The task - Search the listing below for the word "Average" and copy each line that holds it.

** START Input material **

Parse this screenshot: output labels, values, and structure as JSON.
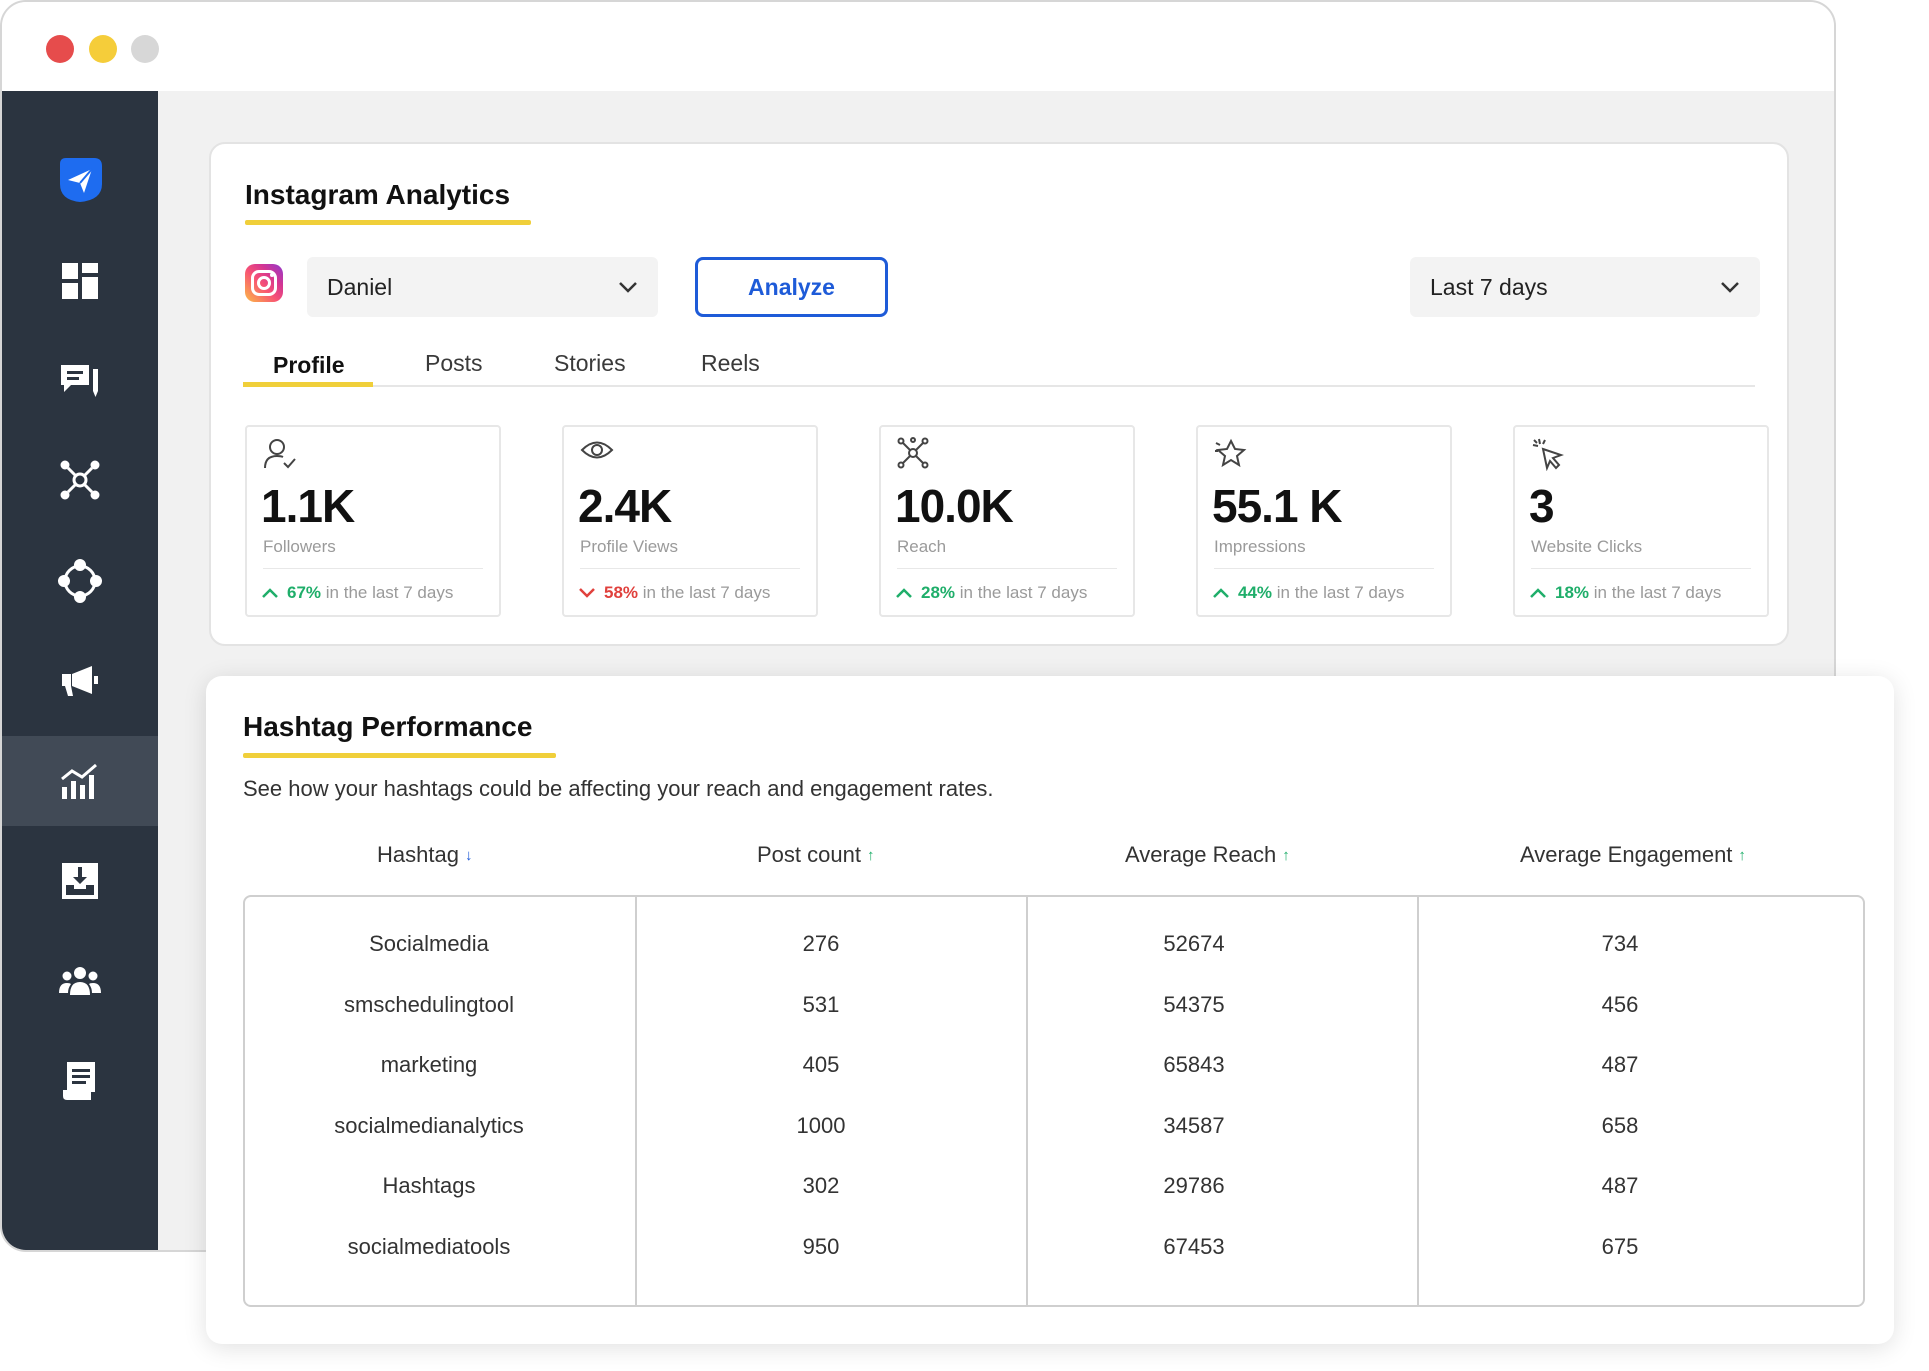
{
  "analytics": {
    "title": "Instagram Analytics",
    "account": "Daniel",
    "analyze_label": "Analyze",
    "date_range": "Last 7 days",
    "tabs": [
      "Profile",
      "Posts",
      "Stories",
      "Reels"
    ],
    "stats": [
      {
        "value": "1.1K",
        "label": "Followers",
        "pct": "67%",
        "suffix": "in the last 7 days",
        "trend": "up",
        "icon": "user-check-icon"
      },
      {
        "value": "2.4K",
        "label": "Profile Views",
        "pct": "58%",
        "suffix": "in the last 7 days",
        "trend": "down",
        "icon": "eye-icon"
      },
      {
        "value": "10.0K",
        "label": "Reach",
        "pct": "28%",
        "suffix": "in the last 7 days",
        "trend": "up",
        "icon": "network-icon"
      },
      {
        "value": "55.1 K",
        "label": "Impressions",
        "pct": "44%",
        "suffix": "in the last 7 days",
        "trend": "up",
        "icon": "star-icon"
      },
      {
        "value": "3",
        "label": "Website Clicks",
        "pct": "18%",
        "suffix": "in the last 7 days",
        "trend": "up",
        "icon": "cursor-click-icon"
      }
    ]
  },
  "hashtags": {
    "title": "Hashtag Performance",
    "subtitle": "See how your hashtags could be affecting your reach and engagement rates.",
    "columns": [
      {
        "label": "Hashtag",
        "sort": "down"
      },
      {
        "label": "Post count",
        "sort": "up"
      },
      {
        "label": "Average Reach",
        "sort": "up"
      },
      {
        "label": "Average Engagement",
        "sort": "up"
      }
    ],
    "rows": [
      [
        "Socialmedia",
        "276",
        "52674",
        "734"
      ],
      [
        "smschedulingtool",
        "531",
        "54375",
        "456"
      ],
      [
        "marketing",
        "405",
        "65843",
        "487"
      ],
      [
        "socialmedianalytics",
        "1000",
        "34587",
        "658"
      ],
      [
        "Hashtags",
        "302",
        "29786",
        "487"
      ],
      [
        "socialmediatools",
        "950",
        "67453",
        "675"
      ]
    ]
  },
  "sidebar": {
    "items": [
      "send-logo-icon",
      "dashboard-icon",
      "compose-icon",
      "network-icon",
      "integrations-icon",
      "megaphone-icon",
      "analytics-icon",
      "inbox-download-icon",
      "team-icon",
      "reports-icon"
    ],
    "active_index": 6
  },
  "colors": {
    "sidebar_bg": "#2b3440",
    "accent_yellow": "#f0cf3a",
    "primary_blue": "#1e5bd8",
    "positive_green": "#1fae6a",
    "negative_red": "#e0413d"
  }
}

** END Input material **

Task result -
        "label": "Average Reach",
        "label": "Average Engagement",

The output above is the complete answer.